## Begin EXTRACTED RECORDS

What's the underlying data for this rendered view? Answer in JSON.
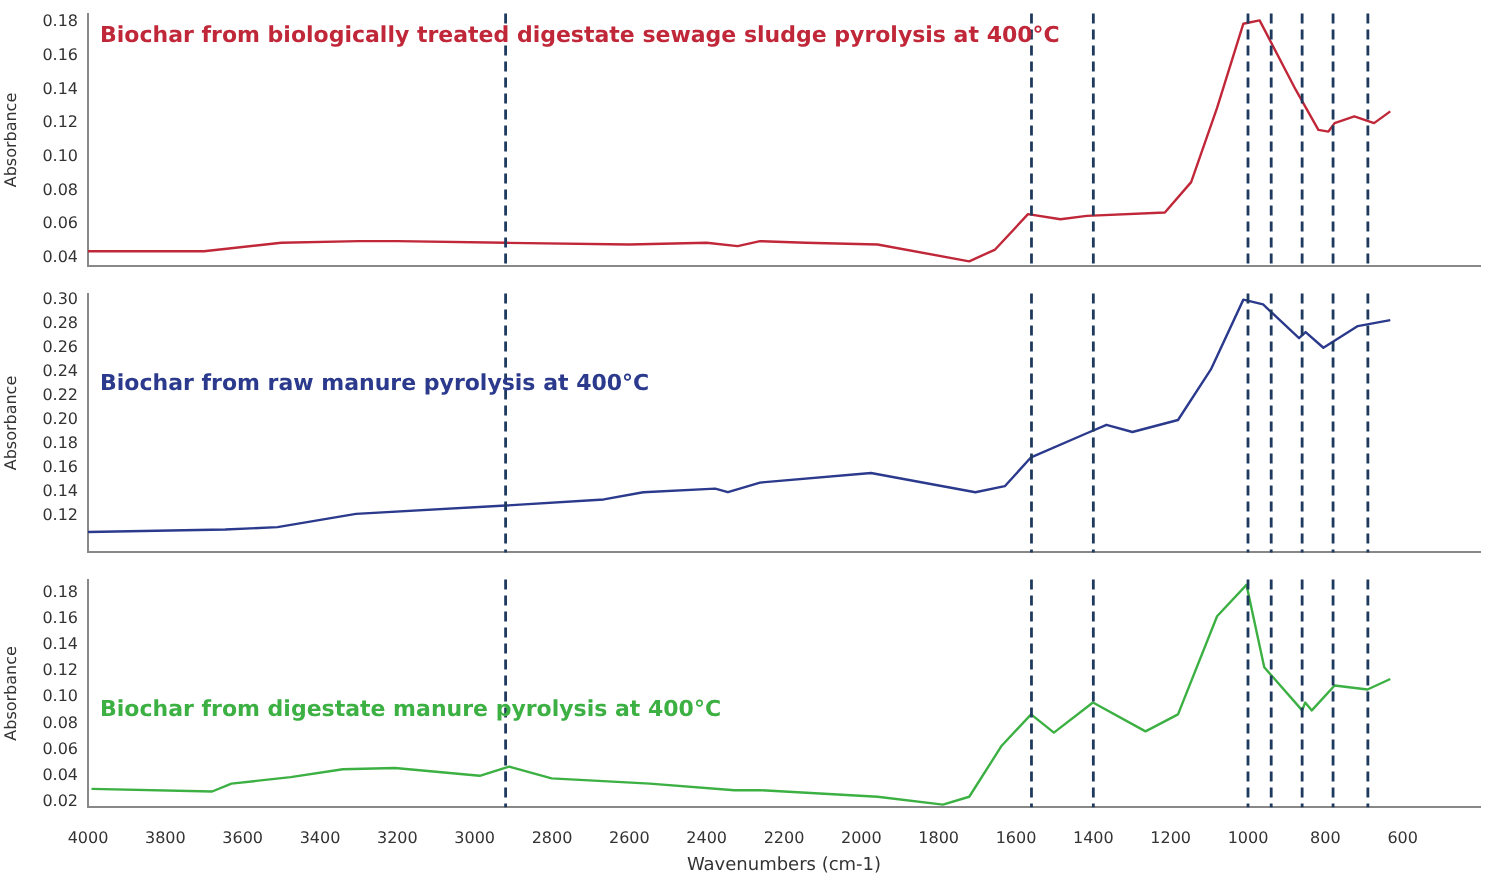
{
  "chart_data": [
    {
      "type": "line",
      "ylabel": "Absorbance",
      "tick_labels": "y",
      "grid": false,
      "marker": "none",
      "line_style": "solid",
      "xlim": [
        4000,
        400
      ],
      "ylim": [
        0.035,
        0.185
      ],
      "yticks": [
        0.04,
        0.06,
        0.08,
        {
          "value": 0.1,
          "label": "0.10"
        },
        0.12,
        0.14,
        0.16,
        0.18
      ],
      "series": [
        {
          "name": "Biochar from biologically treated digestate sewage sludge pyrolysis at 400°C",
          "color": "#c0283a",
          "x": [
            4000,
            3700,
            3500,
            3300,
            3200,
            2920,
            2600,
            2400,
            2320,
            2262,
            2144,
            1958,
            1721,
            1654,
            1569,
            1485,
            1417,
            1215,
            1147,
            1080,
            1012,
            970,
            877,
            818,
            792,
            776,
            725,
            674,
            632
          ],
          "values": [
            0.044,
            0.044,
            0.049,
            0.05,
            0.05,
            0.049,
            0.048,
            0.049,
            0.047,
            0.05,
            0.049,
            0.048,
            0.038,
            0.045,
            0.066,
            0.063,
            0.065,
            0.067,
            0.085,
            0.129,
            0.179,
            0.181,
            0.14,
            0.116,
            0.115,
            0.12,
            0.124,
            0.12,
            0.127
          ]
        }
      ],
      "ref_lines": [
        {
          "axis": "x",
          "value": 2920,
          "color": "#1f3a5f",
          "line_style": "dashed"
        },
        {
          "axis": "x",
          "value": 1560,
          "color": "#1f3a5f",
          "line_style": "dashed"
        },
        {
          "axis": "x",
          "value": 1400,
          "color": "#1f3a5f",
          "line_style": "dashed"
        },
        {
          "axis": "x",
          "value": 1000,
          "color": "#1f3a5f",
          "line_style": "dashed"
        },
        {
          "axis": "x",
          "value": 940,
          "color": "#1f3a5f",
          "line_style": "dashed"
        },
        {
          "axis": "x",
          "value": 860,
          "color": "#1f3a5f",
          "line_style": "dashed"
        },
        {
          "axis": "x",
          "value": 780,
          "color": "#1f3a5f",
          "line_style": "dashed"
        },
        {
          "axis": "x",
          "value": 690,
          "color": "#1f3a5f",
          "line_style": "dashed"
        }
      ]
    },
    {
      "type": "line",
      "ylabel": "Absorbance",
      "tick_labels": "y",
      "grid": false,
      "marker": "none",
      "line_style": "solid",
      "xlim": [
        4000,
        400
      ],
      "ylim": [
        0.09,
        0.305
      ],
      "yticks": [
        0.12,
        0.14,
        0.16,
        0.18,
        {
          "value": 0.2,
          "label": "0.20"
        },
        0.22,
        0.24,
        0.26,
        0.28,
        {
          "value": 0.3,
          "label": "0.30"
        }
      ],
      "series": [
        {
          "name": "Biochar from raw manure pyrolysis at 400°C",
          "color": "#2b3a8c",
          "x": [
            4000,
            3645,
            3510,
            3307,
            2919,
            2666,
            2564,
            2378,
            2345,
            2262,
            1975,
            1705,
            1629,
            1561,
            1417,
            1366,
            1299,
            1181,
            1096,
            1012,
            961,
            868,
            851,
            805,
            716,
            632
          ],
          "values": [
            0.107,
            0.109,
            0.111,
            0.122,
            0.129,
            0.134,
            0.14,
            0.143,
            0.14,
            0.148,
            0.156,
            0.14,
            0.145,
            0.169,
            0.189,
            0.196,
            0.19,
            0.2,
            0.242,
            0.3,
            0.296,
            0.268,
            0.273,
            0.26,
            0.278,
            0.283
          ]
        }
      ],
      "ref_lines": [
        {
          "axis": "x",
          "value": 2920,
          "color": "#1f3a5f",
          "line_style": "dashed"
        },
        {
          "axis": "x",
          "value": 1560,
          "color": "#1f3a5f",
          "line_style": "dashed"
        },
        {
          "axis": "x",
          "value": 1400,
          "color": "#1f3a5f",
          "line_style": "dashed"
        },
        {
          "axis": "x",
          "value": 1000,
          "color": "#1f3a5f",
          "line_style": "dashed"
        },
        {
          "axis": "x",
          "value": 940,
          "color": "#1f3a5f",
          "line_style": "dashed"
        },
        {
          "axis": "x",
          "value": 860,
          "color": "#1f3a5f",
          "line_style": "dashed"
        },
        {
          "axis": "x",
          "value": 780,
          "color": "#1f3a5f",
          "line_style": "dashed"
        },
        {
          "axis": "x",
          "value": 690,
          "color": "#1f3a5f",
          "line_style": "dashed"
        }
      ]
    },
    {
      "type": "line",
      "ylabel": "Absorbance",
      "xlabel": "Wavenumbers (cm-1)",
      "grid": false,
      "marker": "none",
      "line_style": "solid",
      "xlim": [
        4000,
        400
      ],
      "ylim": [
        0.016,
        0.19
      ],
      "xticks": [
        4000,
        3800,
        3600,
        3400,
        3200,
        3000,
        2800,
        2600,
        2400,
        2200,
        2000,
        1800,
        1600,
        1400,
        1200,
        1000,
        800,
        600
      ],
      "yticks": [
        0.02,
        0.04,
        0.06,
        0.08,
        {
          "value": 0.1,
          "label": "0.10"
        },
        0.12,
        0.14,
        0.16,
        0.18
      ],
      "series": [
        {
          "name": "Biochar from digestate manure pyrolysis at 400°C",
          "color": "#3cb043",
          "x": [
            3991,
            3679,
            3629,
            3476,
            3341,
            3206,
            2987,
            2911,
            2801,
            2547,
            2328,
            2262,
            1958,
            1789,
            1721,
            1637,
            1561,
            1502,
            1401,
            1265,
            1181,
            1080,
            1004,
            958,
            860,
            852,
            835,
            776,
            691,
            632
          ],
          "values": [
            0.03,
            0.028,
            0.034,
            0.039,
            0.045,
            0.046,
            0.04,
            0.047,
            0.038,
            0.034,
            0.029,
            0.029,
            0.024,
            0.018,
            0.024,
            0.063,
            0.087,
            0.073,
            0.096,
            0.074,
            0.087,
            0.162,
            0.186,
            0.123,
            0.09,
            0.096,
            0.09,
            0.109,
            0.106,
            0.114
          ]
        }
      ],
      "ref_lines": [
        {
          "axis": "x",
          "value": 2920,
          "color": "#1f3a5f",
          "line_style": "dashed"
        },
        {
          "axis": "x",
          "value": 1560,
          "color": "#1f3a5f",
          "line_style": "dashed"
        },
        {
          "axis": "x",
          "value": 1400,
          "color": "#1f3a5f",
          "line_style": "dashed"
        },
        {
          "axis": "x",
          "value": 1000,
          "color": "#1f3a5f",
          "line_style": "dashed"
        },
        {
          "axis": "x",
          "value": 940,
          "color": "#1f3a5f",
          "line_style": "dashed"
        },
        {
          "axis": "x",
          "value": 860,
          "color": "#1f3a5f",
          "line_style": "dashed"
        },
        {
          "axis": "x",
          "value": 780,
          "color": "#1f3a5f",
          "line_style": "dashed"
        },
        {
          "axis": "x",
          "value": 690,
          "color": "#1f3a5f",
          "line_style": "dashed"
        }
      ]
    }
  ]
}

## End EXTRACTED RECORDS
## Begin EXTRACTED RECORDS

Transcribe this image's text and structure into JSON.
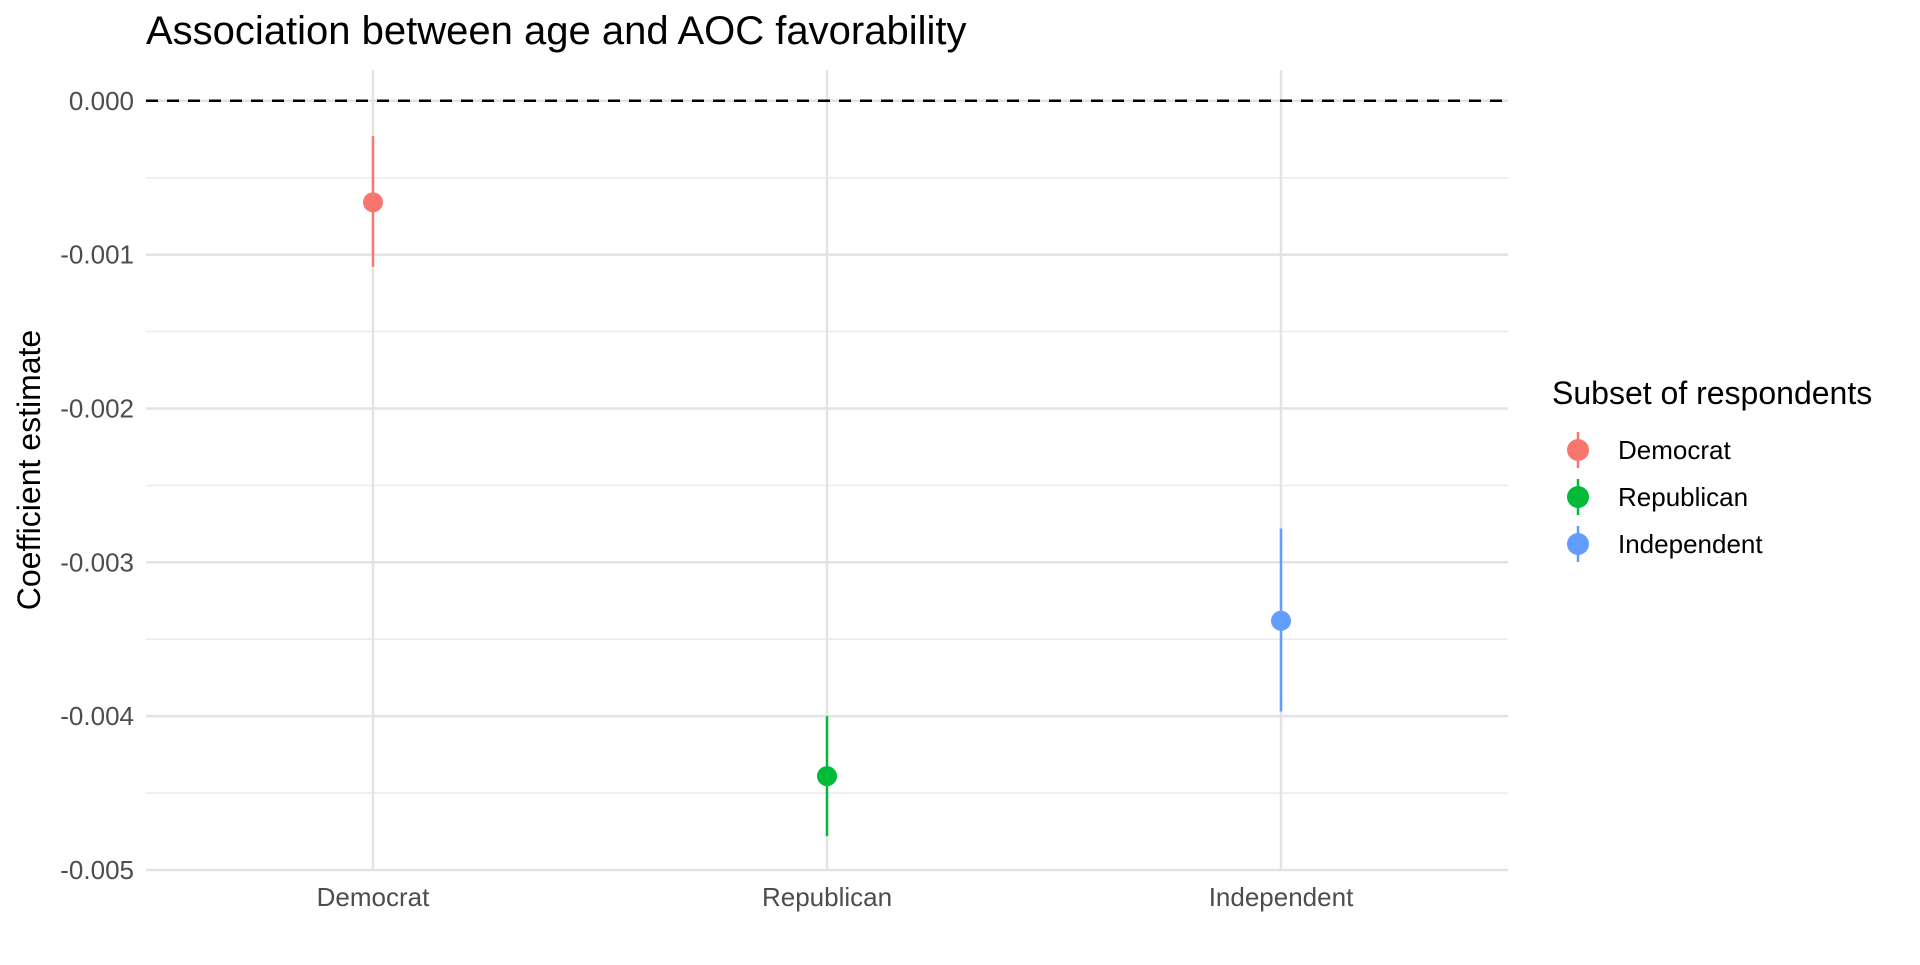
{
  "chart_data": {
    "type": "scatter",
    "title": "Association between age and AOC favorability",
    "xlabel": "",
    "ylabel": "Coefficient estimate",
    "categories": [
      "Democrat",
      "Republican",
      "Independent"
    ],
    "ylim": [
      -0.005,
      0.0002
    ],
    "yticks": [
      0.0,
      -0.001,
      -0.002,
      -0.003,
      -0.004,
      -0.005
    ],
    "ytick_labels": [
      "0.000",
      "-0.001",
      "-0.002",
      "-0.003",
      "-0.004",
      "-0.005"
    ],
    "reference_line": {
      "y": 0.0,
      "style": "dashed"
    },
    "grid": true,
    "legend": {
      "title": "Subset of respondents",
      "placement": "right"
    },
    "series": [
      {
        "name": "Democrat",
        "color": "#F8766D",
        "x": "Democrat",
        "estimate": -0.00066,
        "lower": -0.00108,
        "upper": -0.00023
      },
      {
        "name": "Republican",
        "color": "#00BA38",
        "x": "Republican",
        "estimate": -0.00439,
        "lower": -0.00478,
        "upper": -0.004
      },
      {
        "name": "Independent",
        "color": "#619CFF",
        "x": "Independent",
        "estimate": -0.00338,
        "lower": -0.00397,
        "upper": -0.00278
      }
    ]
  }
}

## End EXTRACTED RECORDS
## Begin EXTRACTED RECORDS

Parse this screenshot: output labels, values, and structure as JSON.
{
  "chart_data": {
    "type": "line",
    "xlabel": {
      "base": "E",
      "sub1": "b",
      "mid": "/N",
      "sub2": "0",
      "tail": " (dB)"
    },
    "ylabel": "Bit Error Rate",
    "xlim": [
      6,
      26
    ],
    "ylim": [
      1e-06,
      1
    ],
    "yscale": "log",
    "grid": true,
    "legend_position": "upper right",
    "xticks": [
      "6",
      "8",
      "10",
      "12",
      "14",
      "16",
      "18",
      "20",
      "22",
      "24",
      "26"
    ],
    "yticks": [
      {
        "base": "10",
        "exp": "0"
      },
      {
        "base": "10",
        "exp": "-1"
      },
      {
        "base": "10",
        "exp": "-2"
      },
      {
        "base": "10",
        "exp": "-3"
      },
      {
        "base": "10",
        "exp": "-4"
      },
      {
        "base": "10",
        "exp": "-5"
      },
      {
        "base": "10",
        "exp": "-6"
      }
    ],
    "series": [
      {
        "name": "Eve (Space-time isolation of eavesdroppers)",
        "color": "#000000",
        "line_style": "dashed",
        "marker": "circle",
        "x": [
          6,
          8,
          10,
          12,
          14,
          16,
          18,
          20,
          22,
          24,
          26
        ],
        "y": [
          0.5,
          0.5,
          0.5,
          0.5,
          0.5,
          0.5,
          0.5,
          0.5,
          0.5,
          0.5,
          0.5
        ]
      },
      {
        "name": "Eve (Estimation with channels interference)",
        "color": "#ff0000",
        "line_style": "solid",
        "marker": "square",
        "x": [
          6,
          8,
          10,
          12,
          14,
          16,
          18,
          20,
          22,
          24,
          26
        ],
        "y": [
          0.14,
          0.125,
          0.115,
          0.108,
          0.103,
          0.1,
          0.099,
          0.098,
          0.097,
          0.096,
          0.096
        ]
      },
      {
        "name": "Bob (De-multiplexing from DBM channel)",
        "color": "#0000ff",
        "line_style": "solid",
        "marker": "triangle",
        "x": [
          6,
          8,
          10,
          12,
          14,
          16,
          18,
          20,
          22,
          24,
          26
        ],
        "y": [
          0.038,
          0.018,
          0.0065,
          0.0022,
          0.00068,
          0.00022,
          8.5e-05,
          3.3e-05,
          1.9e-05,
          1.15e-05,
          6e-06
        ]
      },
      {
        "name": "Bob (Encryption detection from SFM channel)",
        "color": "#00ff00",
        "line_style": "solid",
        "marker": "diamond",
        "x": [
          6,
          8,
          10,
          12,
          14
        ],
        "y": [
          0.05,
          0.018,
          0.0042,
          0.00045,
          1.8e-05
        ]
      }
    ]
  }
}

## End EXTRACTED RECORDS

TASK OBJECTIVE - Scan the data for the word "estimate" and copy every line where it shows up.

FULL OUTPUT -
    "ylabel": "Coefficient estimate",
        "estimate": -0.00066,
        "estimate": -0.00439,
        "estimate": -0.00338,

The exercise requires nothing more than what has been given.